#### [GIVEN TASK]
Extract each line of the data and write it out again exactly.
-------- ENTRIES --------
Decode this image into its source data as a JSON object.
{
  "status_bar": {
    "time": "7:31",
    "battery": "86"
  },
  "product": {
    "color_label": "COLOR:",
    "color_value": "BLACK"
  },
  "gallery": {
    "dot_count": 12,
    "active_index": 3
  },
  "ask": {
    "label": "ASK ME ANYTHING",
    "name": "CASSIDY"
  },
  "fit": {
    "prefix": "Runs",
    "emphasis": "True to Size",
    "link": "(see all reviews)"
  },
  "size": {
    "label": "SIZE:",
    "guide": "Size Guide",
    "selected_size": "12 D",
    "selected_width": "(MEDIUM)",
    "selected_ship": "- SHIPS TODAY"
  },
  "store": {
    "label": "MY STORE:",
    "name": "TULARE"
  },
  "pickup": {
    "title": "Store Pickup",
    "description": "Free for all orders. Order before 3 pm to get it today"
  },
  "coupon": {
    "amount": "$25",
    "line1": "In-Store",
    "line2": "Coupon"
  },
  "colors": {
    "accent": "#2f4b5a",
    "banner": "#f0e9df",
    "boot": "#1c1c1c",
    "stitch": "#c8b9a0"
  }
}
--------
#### [EXERCISE RESPONSE]
Decode this image into its source data as a JSON object.
{
  "status_bar": {
    "time": "7:31",
    "battery": "86"
  },
  "product": {
    "color_label": "COLOR:",
    "color_value": "BLACK"
  },
  "gallery": {
    "dot_count": 12,
    "active_index": 3
  },
  "ask": {
    "label": "ASK ME ANYTHING",
    "name": "CASSIDY"
  },
  "fit": {
    "prefix": "Runs",
    "emphasis": "True to Size",
    "link": "(see all reviews)"
  },
  "size": {
    "label": "SIZE:",
    "guide": "Size Guide",
    "selected_size": "12 D",
    "selected_width": "(MEDIUM)",
    "selected_ship": "- SHIPS TODAY"
  },
  "store": {
    "label": "MY STORE:",
    "name": "TULARE"
  },
  "pickup": {
    "title": "Store Pickup",
    "description": "Free for all orders. Order before 3 pm to get it today"
  },
  "coupon": {
    "amount": "$25",
    "line1": "In-Store",
    "line2": "Coupon"
  },
  "colors": {
    "accent": "#2f4b5a",
    "banner": "#f0e9df",
    "boot": "#1c1c1c",
    "stitch": "#c8b9a0"
  }
}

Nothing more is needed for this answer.